- EXERCISE REQUIREMENTS: Lines with "name": please show every one of them from the listing below.

[ENTRIES SHOWN Boundary: Start]

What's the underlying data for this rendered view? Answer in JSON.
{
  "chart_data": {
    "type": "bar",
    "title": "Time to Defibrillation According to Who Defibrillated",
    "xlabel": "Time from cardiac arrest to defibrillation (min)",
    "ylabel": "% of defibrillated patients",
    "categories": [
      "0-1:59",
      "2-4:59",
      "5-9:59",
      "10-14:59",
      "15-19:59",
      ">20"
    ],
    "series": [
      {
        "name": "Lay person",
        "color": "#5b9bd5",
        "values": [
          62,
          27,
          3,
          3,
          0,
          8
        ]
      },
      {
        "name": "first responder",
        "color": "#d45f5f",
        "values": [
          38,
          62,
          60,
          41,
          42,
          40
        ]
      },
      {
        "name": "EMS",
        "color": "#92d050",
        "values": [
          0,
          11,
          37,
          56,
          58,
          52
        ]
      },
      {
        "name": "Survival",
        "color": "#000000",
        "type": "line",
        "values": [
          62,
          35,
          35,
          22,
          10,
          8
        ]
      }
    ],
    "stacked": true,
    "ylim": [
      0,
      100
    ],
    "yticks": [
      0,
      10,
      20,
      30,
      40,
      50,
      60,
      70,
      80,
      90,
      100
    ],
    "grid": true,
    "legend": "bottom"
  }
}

[ENTRIES SHOWN Boundary: End]

- RESPONSE BOX:
        "name": "Lay person",
        "name": "first responder",
        "name": "EMS",
        "name": "Survival",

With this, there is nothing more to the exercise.